# [WHAT TO DO]
Where a line contains the word "hint", copy that line in full.

☆ ☆ ☆ ☆ ☆ ☆ ☆

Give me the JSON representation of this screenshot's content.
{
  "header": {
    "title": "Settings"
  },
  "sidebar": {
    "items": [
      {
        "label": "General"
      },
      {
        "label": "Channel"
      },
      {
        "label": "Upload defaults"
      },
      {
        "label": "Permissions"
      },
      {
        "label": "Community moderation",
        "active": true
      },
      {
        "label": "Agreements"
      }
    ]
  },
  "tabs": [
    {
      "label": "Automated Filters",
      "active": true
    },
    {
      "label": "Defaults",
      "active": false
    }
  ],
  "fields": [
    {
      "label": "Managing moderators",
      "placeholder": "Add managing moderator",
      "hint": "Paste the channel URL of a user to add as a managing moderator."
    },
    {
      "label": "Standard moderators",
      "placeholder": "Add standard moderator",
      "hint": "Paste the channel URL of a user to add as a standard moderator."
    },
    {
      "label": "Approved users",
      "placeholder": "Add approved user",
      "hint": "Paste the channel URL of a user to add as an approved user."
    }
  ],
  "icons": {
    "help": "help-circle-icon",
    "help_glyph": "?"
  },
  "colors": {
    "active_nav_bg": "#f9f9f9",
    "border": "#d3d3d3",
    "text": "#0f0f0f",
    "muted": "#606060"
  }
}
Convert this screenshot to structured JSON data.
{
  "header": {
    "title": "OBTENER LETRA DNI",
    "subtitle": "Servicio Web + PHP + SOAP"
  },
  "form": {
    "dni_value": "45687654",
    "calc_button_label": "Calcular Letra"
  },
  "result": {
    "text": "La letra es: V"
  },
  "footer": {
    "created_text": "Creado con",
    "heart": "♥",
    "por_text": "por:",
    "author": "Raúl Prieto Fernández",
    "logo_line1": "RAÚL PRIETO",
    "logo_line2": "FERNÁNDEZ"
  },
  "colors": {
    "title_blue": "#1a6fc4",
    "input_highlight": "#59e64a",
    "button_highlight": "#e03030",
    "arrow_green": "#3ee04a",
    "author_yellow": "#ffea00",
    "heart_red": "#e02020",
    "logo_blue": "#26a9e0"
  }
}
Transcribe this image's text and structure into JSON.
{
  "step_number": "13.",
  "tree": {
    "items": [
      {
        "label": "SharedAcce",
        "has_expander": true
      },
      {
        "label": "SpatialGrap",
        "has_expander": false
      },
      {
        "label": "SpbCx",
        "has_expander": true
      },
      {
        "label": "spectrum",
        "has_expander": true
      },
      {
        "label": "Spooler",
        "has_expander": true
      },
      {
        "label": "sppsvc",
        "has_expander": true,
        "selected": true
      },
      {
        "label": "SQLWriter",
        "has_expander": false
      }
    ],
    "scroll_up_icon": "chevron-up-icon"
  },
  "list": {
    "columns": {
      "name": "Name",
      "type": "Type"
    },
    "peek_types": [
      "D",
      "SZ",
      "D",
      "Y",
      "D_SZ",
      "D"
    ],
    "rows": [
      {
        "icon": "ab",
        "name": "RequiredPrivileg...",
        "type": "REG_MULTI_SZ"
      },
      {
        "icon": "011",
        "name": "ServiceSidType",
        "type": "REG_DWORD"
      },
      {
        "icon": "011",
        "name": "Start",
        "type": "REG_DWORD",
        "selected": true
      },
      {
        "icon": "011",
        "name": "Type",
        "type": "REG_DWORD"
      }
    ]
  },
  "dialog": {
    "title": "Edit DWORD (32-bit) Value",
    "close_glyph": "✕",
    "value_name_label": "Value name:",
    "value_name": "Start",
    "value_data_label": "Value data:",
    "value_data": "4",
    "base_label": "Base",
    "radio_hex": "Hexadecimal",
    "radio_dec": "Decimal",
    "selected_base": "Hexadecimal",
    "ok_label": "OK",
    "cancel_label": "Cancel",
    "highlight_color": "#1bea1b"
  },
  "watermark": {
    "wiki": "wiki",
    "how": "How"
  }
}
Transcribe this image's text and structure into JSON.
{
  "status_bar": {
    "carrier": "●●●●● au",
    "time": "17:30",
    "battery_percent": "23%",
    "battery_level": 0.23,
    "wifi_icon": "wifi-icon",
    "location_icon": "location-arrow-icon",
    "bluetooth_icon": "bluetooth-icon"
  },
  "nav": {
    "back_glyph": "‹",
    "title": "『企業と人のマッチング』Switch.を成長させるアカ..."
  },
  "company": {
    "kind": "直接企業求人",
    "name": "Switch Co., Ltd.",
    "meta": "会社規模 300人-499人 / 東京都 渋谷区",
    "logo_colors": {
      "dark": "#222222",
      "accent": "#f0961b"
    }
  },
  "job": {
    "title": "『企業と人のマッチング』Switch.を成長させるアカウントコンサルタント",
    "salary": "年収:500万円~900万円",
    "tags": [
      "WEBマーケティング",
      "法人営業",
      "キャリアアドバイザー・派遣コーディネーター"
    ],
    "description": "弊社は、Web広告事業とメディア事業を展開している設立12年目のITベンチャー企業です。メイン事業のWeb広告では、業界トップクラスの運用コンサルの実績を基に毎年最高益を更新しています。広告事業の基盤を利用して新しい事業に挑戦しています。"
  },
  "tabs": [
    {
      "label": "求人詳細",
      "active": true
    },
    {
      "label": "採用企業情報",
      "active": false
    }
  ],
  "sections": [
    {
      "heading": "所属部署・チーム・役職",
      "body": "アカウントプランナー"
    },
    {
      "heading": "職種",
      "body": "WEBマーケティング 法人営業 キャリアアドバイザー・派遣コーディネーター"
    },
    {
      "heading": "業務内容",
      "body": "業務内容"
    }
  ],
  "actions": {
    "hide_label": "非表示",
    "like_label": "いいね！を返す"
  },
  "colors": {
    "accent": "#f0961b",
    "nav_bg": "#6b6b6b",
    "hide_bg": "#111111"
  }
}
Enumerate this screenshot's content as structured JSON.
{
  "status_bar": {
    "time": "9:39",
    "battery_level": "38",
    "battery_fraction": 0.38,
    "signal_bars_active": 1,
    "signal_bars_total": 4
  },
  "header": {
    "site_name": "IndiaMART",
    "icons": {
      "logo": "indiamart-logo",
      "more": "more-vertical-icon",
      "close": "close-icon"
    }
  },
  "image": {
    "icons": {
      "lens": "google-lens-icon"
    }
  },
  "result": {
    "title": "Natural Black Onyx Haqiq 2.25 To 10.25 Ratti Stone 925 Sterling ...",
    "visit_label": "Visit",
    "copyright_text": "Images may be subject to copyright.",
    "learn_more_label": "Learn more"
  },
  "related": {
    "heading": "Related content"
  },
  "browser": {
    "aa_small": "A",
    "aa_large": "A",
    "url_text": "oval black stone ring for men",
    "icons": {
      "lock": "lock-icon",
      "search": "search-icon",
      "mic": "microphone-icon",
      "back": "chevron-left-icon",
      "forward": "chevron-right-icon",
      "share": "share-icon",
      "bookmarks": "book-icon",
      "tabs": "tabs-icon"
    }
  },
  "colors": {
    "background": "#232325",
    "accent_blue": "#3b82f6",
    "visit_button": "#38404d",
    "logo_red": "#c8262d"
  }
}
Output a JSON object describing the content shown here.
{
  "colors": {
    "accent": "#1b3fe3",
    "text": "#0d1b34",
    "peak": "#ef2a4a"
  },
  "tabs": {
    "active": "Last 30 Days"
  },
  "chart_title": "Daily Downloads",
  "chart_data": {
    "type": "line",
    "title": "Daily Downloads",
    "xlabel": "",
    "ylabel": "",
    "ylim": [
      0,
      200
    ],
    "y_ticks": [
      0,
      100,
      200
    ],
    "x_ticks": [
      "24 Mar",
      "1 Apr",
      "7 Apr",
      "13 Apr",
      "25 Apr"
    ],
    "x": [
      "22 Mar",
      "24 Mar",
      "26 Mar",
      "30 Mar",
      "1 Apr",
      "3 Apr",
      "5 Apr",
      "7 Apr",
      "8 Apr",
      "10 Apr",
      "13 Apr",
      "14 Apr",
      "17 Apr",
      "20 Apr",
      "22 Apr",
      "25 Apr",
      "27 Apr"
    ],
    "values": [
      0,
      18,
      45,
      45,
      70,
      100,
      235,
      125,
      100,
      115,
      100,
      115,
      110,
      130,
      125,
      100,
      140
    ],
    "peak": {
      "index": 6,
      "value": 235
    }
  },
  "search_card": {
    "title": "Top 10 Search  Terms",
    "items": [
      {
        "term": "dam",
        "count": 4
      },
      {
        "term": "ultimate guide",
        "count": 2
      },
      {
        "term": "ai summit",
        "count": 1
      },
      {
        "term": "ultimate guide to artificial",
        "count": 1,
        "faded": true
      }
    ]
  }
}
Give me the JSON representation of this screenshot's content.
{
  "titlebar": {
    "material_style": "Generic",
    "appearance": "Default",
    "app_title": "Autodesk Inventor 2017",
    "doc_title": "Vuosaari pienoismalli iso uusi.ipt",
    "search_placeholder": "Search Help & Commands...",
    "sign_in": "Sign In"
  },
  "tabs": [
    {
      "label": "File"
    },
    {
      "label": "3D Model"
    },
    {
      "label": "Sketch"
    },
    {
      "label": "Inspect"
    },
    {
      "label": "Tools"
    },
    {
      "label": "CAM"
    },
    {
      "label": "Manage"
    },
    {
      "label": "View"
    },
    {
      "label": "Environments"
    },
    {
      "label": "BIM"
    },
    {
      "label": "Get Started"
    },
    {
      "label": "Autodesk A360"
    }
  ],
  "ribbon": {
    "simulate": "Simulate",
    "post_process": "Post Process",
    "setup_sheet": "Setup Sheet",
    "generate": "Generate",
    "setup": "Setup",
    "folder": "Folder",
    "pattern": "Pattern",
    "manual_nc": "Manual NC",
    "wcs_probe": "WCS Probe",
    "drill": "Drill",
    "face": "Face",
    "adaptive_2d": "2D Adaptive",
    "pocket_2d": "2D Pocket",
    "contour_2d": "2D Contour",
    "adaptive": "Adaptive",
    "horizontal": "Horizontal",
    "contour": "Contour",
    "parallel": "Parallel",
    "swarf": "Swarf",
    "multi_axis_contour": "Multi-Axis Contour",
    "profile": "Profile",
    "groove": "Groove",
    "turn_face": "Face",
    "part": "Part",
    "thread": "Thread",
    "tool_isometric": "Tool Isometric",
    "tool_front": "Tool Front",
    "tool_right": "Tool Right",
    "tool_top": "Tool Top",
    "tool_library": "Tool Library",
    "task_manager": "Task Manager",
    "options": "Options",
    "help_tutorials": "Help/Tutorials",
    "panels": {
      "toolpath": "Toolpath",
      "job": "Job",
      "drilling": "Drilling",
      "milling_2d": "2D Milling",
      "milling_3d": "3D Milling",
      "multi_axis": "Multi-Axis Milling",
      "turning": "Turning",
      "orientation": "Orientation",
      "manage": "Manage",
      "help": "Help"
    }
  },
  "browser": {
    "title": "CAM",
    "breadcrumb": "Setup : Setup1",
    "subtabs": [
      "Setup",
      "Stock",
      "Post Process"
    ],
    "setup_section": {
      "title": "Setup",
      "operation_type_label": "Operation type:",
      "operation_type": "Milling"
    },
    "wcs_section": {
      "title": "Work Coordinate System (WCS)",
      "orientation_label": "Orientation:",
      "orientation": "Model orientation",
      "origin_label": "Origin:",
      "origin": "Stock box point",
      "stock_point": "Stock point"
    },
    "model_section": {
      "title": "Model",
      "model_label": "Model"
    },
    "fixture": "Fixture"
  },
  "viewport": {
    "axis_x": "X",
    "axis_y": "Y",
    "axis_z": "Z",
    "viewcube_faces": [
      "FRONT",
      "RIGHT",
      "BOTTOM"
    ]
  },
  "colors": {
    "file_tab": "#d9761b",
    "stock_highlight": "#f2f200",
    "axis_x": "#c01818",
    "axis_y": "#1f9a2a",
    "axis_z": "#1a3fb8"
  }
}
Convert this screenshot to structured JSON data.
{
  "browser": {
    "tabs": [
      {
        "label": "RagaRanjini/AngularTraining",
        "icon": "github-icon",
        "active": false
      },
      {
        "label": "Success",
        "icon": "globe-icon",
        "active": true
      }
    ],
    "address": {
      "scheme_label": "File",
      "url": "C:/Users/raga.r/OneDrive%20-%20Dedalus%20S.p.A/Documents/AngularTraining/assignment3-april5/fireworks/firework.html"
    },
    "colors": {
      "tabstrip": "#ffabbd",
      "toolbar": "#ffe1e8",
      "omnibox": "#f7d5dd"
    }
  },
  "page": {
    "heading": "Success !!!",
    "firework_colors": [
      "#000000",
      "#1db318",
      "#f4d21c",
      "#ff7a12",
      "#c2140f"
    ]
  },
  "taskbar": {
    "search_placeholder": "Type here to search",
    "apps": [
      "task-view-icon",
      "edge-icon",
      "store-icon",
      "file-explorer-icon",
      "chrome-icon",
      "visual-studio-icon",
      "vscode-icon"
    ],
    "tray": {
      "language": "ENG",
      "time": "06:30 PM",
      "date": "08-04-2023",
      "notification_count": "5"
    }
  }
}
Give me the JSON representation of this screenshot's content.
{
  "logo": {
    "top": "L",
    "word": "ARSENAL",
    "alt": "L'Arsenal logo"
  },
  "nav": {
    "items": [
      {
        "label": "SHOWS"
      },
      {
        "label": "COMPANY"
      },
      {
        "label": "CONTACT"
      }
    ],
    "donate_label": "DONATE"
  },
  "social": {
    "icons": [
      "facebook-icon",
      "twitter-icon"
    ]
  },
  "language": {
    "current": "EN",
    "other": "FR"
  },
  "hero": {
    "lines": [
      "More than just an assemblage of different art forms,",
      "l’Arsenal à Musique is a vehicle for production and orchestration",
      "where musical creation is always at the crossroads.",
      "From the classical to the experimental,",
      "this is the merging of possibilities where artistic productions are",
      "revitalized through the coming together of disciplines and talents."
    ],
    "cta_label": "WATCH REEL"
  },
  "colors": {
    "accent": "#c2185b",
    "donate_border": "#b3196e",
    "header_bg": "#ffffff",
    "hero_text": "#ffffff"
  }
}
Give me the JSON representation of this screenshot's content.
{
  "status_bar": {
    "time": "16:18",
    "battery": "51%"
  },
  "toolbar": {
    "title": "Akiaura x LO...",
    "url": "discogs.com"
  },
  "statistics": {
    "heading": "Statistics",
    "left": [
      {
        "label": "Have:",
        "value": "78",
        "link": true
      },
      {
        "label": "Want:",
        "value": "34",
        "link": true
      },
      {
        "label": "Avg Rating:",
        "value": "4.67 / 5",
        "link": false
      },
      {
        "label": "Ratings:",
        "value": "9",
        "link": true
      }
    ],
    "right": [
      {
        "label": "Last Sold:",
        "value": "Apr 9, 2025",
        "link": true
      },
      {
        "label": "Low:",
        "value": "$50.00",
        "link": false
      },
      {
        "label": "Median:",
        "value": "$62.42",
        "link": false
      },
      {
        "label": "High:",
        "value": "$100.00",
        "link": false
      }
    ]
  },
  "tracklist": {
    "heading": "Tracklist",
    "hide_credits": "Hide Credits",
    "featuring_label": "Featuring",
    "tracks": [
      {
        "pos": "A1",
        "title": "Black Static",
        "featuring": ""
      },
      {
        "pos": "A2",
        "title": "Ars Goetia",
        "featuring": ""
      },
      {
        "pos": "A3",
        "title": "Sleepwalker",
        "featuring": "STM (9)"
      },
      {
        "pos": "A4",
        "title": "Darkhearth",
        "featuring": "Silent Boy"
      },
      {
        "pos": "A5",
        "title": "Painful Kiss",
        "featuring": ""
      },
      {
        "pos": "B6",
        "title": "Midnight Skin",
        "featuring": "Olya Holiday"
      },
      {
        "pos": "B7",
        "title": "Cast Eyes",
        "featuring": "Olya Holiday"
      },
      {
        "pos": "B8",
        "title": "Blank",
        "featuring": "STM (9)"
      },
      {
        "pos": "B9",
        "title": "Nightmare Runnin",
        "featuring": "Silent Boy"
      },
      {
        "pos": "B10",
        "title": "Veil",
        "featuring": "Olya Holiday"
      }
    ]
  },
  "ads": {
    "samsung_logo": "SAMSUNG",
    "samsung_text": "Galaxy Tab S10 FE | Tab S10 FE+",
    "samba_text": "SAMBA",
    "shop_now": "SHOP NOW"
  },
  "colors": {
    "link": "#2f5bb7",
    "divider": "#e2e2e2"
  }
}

☆ ☆ ☆ ☆ ☆ ☆ ☆

# [RESULT OF THIS EXERCISE]
      "hint": "Paste the channel URL of a user to add as a managing moderator."
      "hint": "Paste the channel URL of a user to add as a standard moderator."
      "hint": "Paste the channel URL of a user to add as an approved user."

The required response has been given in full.